# EXERCISE TASK
Every line of the records must be repeated exactly; pictures stay out.
────
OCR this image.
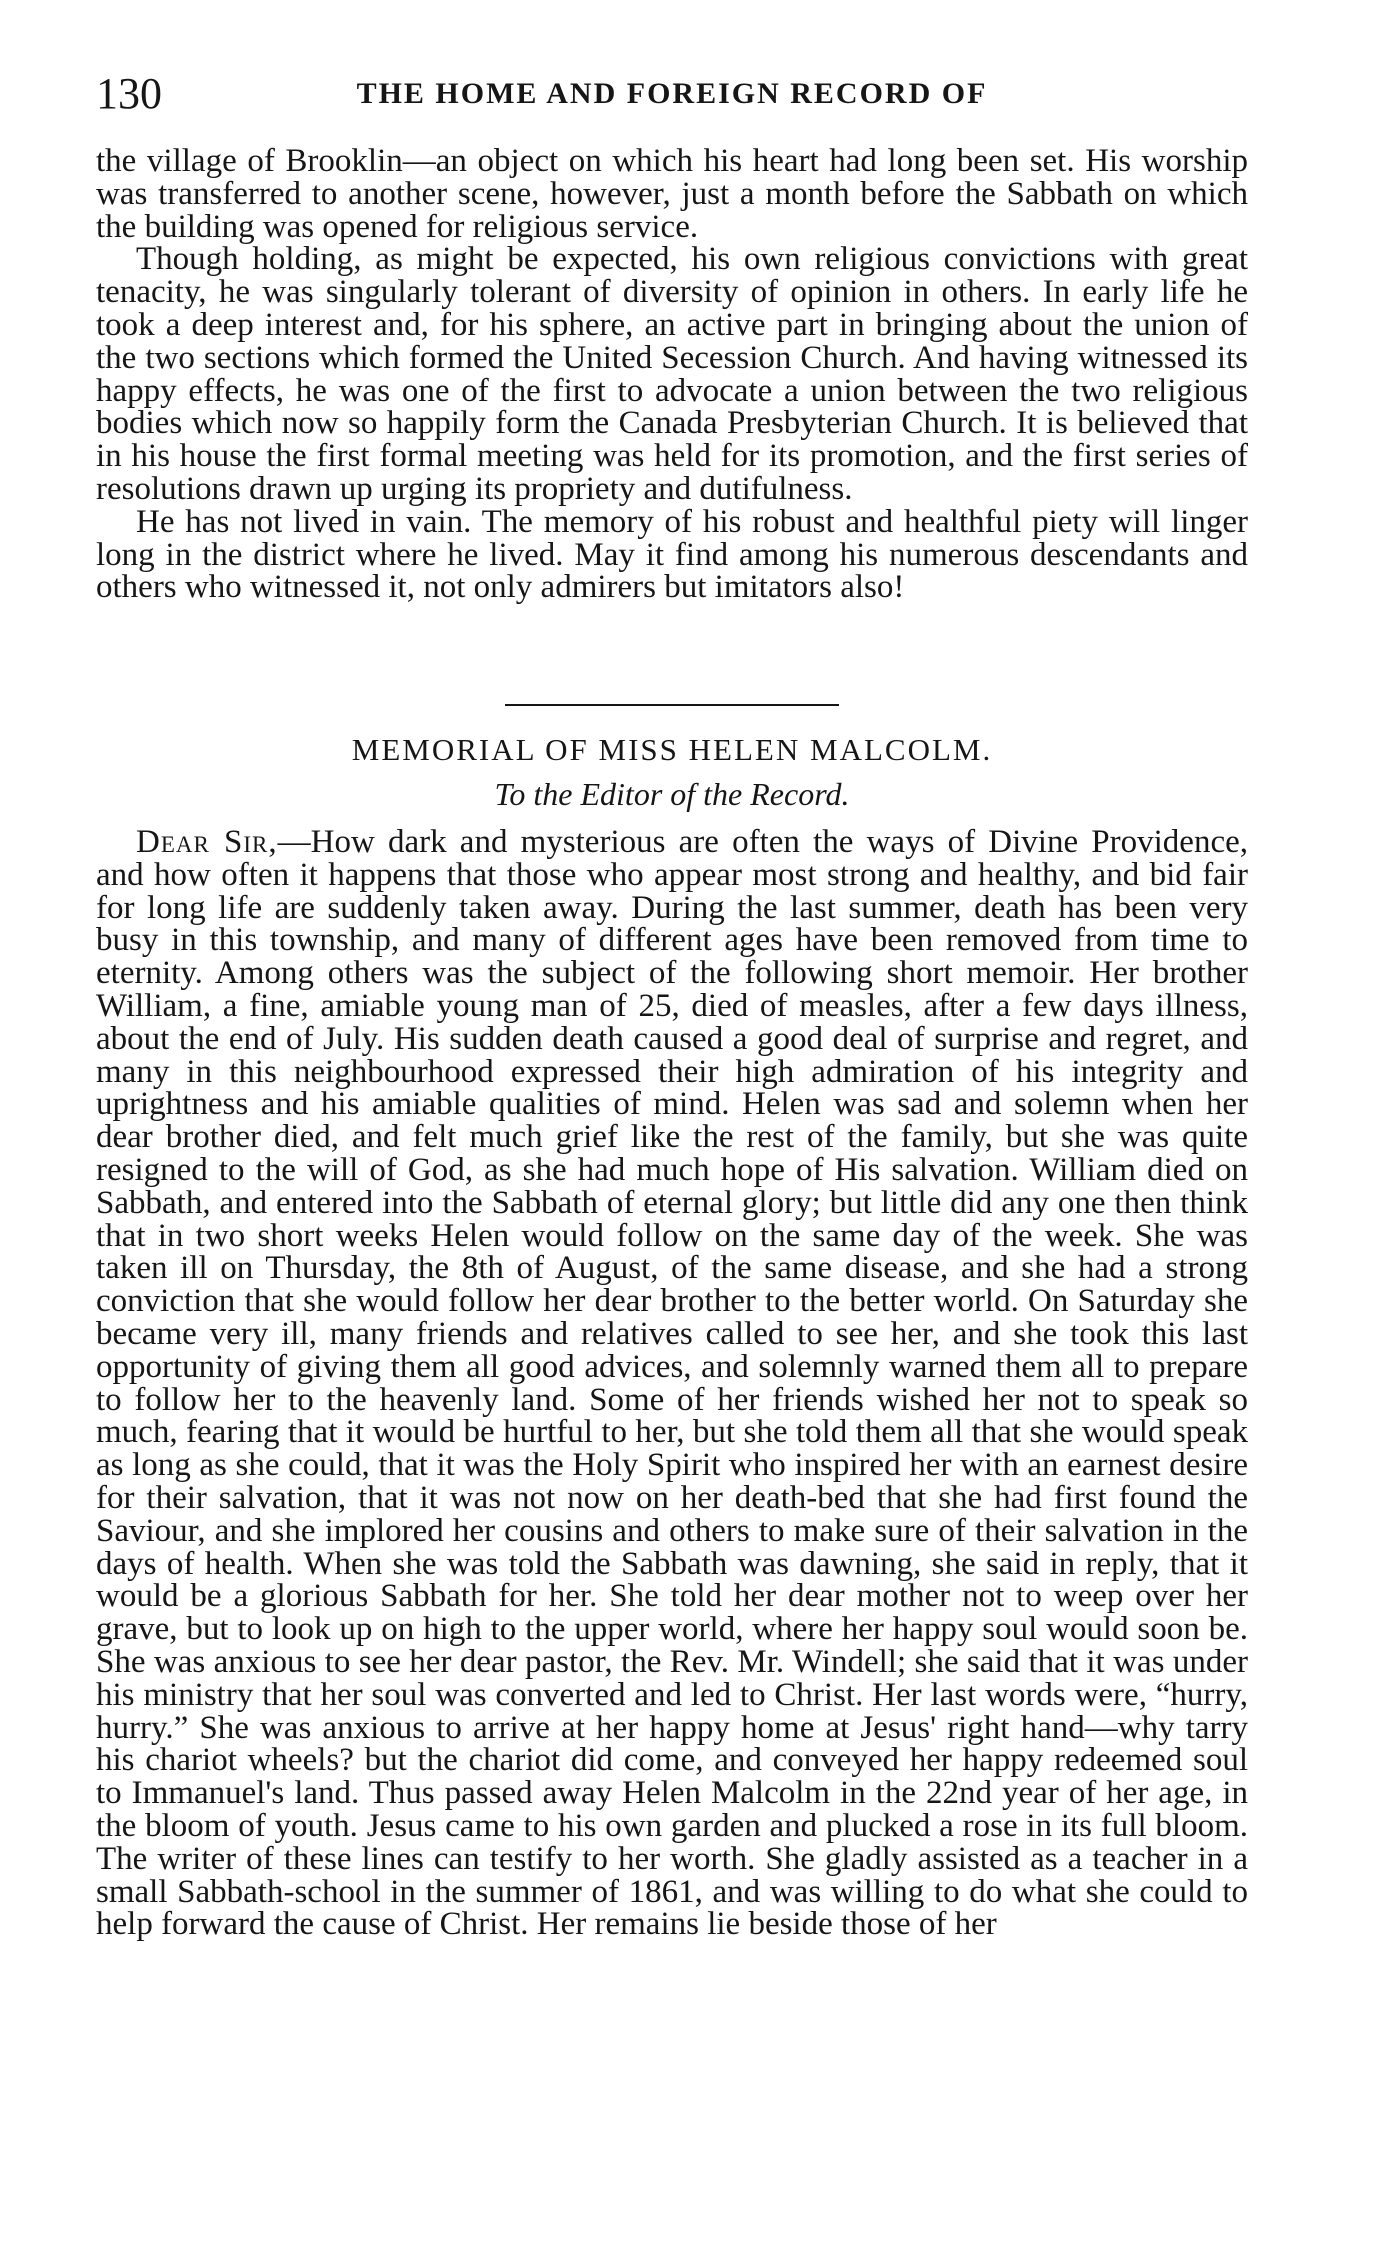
130	THE HOME AND FOREIGN RECORD OF

the village of Brooklin—an object on which his heart had long been set. His worship was transferred to another scene, however, just a month before the Sabbath on which the building was opened for religious service.

Though holding, as might be expected, his own religious convictions with great tenacity, he was singularly tolerant of diversity of opinion in others. In early life he took a deep interest and, for his sphere, an active part in bringing about the union of the two sections which formed the United Secession Church. And having witnessed its happy effects, he was one of the first to advocate a union between the two religious bodies which now so happily form the Canada Presbyterian Church. It is believed that in his house the first formal meeting was held for its promotion, and the first series of resolutions drawn up urging its propriety and dutifulness.

He has not lived in vain. The memory of his robust and healthful piety will linger long in the district where he lived. May it find among his numerous descendants and others who witnessed it, not only admirers but imitators also!

MEMORIAL OF MISS HELEN MALCOLM.
To the Editor of the Record.

Dear Sir,—How dark and mysterious are often the ways of Divine Providence, and how often it happens that those who appear most strong and healthy, and bid fair for long life are suddenly taken away. During the last summer, death has been very busy in this township, and many of different ages have been removed from time to eternity. Among others was the subject of the following short memoir. Her brother William, a fine, amiable young man of 25, died of measles, after a few days illness, about the end of July. His sudden death caused a good deal of surprise and regret, and many in this neighbourhood expressed their high admiration of his integrity and uprightness and his amiable qualities of mind. Helen was sad and solemn when her dear brother died, and felt much grief like the rest of the family, but she was quite resigned to the will of God, as she had much hope of His salvation. William died on Sabbath, and entered into the Sabbath of eternal glory; but little did any one then think that in two short weeks Helen would follow on the same day of the week. She was taken ill on Thursday, the 8th of August, of the same disease, and she had a strong conviction that she would follow her dear brother to the better world. On Saturday she became very ill, many friends and relatives called to see her, and she took this last opportunity of giving them all good advices, and solemnly warned them all to prepare to follow her to the heavenly land. Some of her friends wished her not to speak so much, fearing that it would be hurtful to her, but she told them all that she would speak as long as she could, that it was the Holy Spirit who inspired her with an earnest desire for their salvation, that it was not now on her death-bed that she had first found the Saviour, and she implored her cousins and others to make sure of their salvation in the days of health. When she was told the Sabbath was dawning, she said in reply, that it would be a glorious Sabbath for her. She told her dear mother not to weep over her grave, but to look up on high to the upper world, where her happy soul would soon be. She was anxious to see her dear pastor, the Rev. Mr. Windell; she said that it was under his ministry that her soul was converted and led to Christ. Her last words were, “hurry, hurry.” She was anxious to arrive at her happy home at Jesus' right hand—why tarry his chariot wheels? but the chariot did come, and conveyed her happy redeemed soul to Immanuel's land. Thus passed away Helen Malcolm in the 22nd year of her age, in the bloom of youth. Jesus came to his own garden and plucked a rose in its full bloom. The writer of these lines can testify to her worth. She gladly assisted as a teacher in a small Sabbath-school in the summer of 1861, and was willing to do what she could to help forward the cause of Christ. Her remains lie beside those of her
────
# COMPLETE RESPONSE
OCR this image.
130	THE HOME AND FOREIGN RECORD OF

the village of Brooklin—an object on which his heart had long been set. His worship was transferred to another scene, however, just a month before the Sabbath on which the building was opened for religious service.

Though holding, as might be expected, his own religious convictions with great tenacity, he was singularly tolerant of diversity of opinion in others. In early life he took a deep interest and, for his sphere, an active part in bringing about the union of the two sections which formed the United Secession Church. And having witnessed its happy effects, he was one of the first to advocate a union between the two religious bodies which now so happily form the Canada Presbyterian Church. It is believed that in his house the first formal meeting was held for its promotion, and the first series of resolutions drawn up urging its propriety and dutifulness.

He has not lived in vain. The memory of his robust and healthful piety will linger long in the district where he lived. May it find among his numerous descendants and others who witnessed it, not only admirers but imitators also!

MEMORIAL OF MISS HELEN MALCOLM.
To the Editor of the Record.

Dear Sir,—How dark and mysterious are often the ways of Divine Providence, and how often it happens that those who appear most strong and healthy, and bid fair for long life are suddenly taken away. During the last summer, death has been very busy in this township, and many of different ages have been removed from time to eternity. Among others was the subject of the following short memoir. Her brother William, a fine, amiable young man of 25, died of measles, after a few days illness, about the end of July. His sudden death caused a good deal of surprise and regret, and many in this neighbourhood expressed their high admiration of his integrity and uprightness and his amiable qualities of mind. Helen was sad and solemn when her dear brother died, and felt much grief like the rest of the family, but she was quite resigned to the will of God, as she had much hope of His salvation. William died on Sabbath, and entered into the Sabbath of eternal glory; but little did any one then think that in two short weeks Helen would follow on the same day of the week. She was taken ill on Thursday, the 8th of August, of the same disease, and she had a strong conviction that she would follow her dear brother to the better world. On Saturday she became very ill, many friends and relatives called to see her, and she took this last opportunity of giving them all good advices, and solemnly warned them all to prepare to follow her to the heavenly land. Some of her friends wished her not to speak so much, fearing that it would be hurtful to her, but she told them all that she would speak as long as she could, that it was the Holy Spirit who inspired her with an earnest desire for their salvation, that it was not now on her death-bed that she had first found the Saviour, and she implored her cousins and others to make sure of their salvation in the days of health. When she was told the Sabbath was dawning, she said in reply, that it would be a glorious Sabbath for her. She told her dear mother not to weep over her grave, but to look up on high to the upper world, where her happy soul would soon be. She was anxious to see her dear pastor, the Rev. Mr. Windell; she said that it was under his ministry that her soul was converted and led to Christ. Her last words were, “hurry, hurry.” She was anxious to arrive at her happy home at Jesus' right hand—why tarry his chariot wheels? but the chariot did come, and conveyed her happy redeemed soul to Immanuel's land. Thus passed away Helen Malcolm in the 22nd year of her age, in the bloom of youth. Jesus came to his own garden and plucked a rose in its full bloom. The writer of these lines can testify to her worth. She gladly assisted as a teacher in a small Sabbath-school in the summer of 1861, and was willing to do what she could to help forward the cause of Christ. Her remains lie beside those of her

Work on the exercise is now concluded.